▸ **Written task 1**
Quote each sentence in the passage on public sector money creation that contains the word "same."
▸ **Written task 2**
Carry on the passage about public sector money creation, starting after its final sentence.
======== Source
There are four important things we need to understand about public sector money creation.
#1: The US government deficit is the private sector surplus
The US government deficit is the amount the US government spends minus taxes received.
The US government debt is the total of all accumulated deficits, minus any surpluses that have occurred.
Because every deficit has an offsetting surplus, when the US government goes into deficit, who is in surplus?
The answer is: you and me (actually all the currency users, which includes you and me).
The if US government is spending more than they receive in taxes, WE, the currency users, are receiving that money. They are injecting that money into the economy.
#2: The US government prints the money to finance the deficits
They don’t really print money any more. It’s done via computer keyboards and entering numbers into computer system ledgers, but it operates the same.
This is the same as when the private sector commercial banks create money to finance their deficits.
The process is different, but the result is the same.
================
======== Entries provided
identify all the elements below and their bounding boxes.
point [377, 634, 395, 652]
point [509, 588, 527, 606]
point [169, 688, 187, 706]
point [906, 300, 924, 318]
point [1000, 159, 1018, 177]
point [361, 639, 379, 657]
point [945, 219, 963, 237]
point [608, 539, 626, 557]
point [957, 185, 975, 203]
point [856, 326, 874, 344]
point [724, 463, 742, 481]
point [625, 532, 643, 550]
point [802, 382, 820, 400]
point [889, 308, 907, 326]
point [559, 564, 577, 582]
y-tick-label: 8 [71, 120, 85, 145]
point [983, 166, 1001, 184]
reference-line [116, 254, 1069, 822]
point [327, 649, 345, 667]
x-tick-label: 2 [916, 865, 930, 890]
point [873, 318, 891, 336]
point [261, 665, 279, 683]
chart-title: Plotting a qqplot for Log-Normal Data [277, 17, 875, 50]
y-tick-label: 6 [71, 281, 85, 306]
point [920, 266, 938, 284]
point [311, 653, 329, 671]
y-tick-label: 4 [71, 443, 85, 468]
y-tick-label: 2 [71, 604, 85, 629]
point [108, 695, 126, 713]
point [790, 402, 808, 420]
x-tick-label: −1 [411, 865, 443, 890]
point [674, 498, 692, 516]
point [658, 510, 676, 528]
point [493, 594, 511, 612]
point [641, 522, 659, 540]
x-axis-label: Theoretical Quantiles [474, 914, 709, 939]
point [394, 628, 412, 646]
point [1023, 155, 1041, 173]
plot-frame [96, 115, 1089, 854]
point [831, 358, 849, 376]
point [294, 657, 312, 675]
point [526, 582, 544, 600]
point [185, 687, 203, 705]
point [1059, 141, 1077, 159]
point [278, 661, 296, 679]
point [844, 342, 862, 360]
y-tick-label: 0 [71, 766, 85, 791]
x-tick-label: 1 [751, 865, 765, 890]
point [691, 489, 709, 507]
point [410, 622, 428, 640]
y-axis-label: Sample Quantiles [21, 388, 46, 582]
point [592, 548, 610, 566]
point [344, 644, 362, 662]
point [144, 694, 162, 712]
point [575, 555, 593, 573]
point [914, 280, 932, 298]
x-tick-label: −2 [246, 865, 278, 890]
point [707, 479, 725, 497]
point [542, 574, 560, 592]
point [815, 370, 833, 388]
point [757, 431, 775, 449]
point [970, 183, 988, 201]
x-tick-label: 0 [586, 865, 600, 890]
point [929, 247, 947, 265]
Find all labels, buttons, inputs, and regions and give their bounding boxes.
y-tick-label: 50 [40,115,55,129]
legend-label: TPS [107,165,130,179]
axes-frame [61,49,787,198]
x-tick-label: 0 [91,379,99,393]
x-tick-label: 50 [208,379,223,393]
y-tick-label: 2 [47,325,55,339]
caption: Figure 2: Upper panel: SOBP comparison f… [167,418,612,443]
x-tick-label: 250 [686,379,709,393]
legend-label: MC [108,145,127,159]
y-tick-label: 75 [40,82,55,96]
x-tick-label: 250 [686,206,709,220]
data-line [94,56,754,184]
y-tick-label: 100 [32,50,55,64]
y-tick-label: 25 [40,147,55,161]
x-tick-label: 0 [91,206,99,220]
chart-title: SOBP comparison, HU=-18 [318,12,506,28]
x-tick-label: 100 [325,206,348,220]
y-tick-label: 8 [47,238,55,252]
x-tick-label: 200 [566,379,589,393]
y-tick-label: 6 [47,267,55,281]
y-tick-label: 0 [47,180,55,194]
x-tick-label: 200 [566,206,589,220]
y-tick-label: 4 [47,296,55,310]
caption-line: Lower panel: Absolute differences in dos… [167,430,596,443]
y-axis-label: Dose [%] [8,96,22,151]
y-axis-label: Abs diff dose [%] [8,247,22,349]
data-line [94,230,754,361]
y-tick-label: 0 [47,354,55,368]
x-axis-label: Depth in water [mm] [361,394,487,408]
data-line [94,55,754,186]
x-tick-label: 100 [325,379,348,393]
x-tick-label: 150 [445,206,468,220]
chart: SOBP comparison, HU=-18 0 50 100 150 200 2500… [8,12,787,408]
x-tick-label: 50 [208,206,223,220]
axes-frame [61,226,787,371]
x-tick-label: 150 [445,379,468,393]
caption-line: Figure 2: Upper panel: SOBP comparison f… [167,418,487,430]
================
▸ **Written reply 1**
It’s done via computer keyboards and entering numbers into computer system ledgers, but it operates the same.
This is the same as when the private sector commercial banks create money to finance their deficits.
The process is different, but the result is the same.

▸ **Written reply 2**
The process is:
When the Treasury Department knows they’re going to need extra cash, they sell treasury bills to primary dealers of treasury bills.
This drains cash from the private sector because when they sell them, the treasury bills go out into the private sector, and the cash used to buy them goes to the treasury.
Recall that the Federal Reserve has an interest rate target.
When the sale of treasury securities removes cash from the private sector, this has the effect of nudging interest rates up.
In order to prevent this from happening so they hit their interest rate target, they’re going to buy up those treasury bills.
For all practical purposes, all that happens here is the Federal Reserve gives money to the Treasury Department.
But, they did so through a third party, which is the primary dealers of treasury securities.
So, the Treasury Department sells treasury securities to the primary dealers and in exchange take money out of the economy
Then the Federal Reserve buys those treasury securities from the primary dealers and puts that money back into the economy.
At the end of this process, the Treasury Department has money that didn’t exist prior to this stuff occuring.
Fun fact: The largest holder of US treasury securities is the Federal Reserve, for this very reason.
Recall from the last video that when the commercial banking system is low on reserves because they’re created more money than there are banking reserves to support, the Fed is forced to inject those reserves to maintain their interest rate target.
The same thing occurs when the Treasury Department pulls money out of the economy through the sale of treasury bills.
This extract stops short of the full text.